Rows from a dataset
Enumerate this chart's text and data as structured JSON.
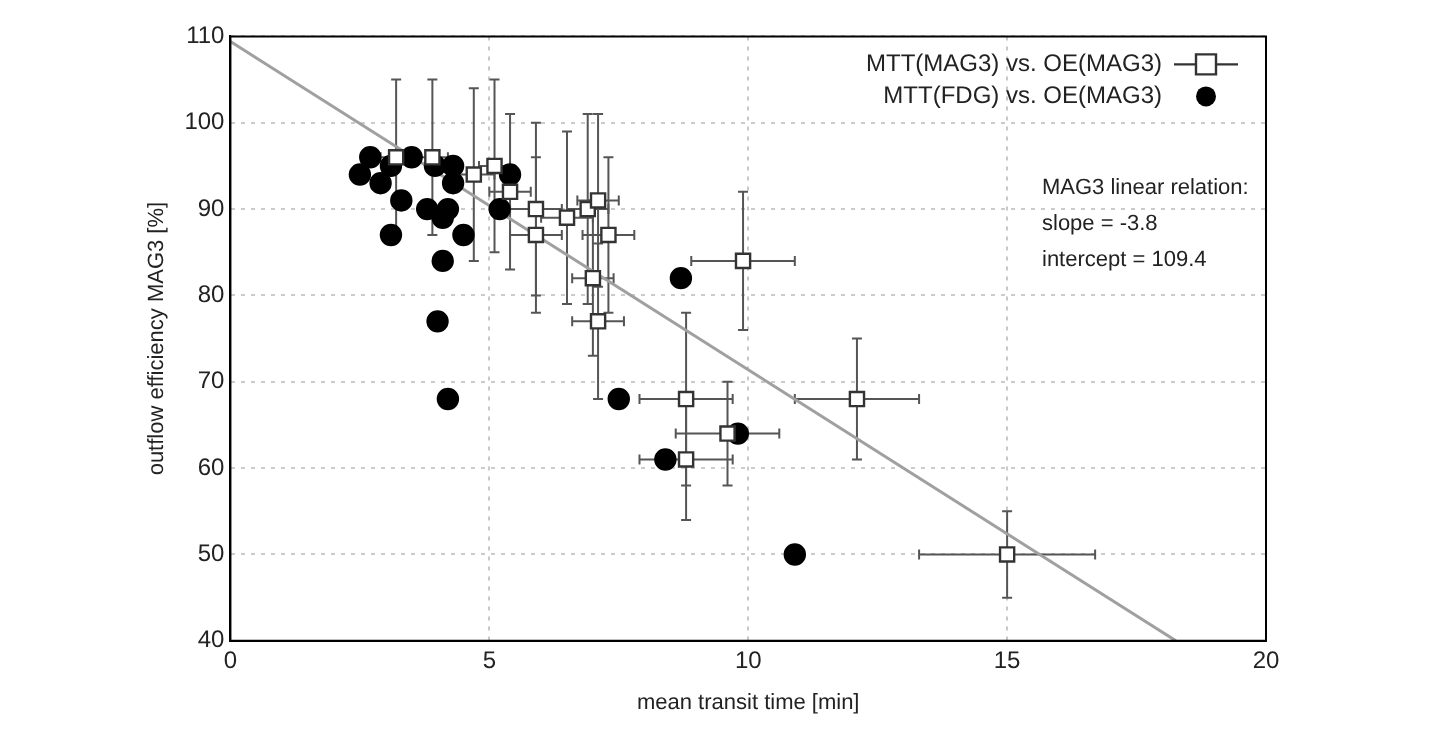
{
  "chart_data": {
    "type": "scatter",
    "xlabel": "mean transit time [min]",
    "ylabel": "outflow efficiency MAG3 [%]",
    "xlim": [
      0,
      20
    ],
    "xticks": [
      0,
      5,
      10,
      15,
      20
    ],
    "ylim": [
      40,
      110
    ],
    "yticks": [
      40,
      50,
      60,
      70,
      80,
      90,
      100,
      110
    ],
    "grid": true,
    "legend": "top right",
    "annotations": [
      "MAG3 linear relation:",
      "slope = -3.8",
      "intercept = 109.4"
    ],
    "series": [
      {
        "name": "MTT(MAG3) vs. OE(MAG3)",
        "color": "#333333",
        "marker": "square",
        "x": [
          3.2,
          3.9,
          4.7,
          5.1,
          5.4,
          5.9,
          5.9,
          6.5,
          6.9,
          7.1,
          7.3,
          7.0,
          7.1,
          8.8,
          8.8,
          9.6,
          9.9,
          12.1,
          15.0
        ],
        "values": [
          96,
          96,
          94,
          95,
          92,
          90,
          87,
          89,
          90,
          91,
          87,
          82,
          77,
          68,
          61,
          64,
          84,
          68,
          50
        ],
        "errors": [
          9,
          9,
          10,
          10,
          9,
          10,
          9,
          10,
          11,
          10,
          9,
          9,
          9,
          10,
          7,
          6,
          8,
          7,
          5
        ],
        "xerrors": [
          0.3,
          0.3,
          0.4,
          0.3,
          0.4,
          0.5,
          0.5,
          0.5,
          0.4,
          0.4,
          0.5,
          0.4,
          0.5,
          0.9,
          0.9,
          1.0,
          1.0,
          1.2,
          1.7
        ]
      },
      {
        "name": "MTT(FDG) vs. OE(MAG3)",
        "color": "#000000",
        "marker": "circle",
        "x": [
          2.7,
          2.5,
          2.9,
          3.1,
          3.5,
          3.3,
          3.8,
          4.3,
          4.2,
          4.1,
          3.1,
          4.5,
          4.1,
          5.2,
          5.4,
          4.0,
          4.2,
          4.3,
          3.95,
          8.7,
          7.5,
          8.4,
          9.8,
          10.9
        ],
        "values": [
          96,
          94,
          93,
          95,
          96,
          91,
          90,
          93,
          90,
          89,
          87,
          87,
          84,
          90,
          94,
          77,
          68,
          95,
          95,
          82,
          68,
          61,
          64,
          50
        ]
      },
      {
        "type": "line",
        "color": "#a0a0a0",
        "marker": "none",
        "x": [
          0,
          18.26
        ],
        "values": [
          109.4,
          40
        ]
      }
    ]
  }
}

» What you are asked to do: Please list every line of the records that contains "color".

» Correct answer:
        "color": "#333333",
        "color": "#000000",
        "color": "#a0a0a0",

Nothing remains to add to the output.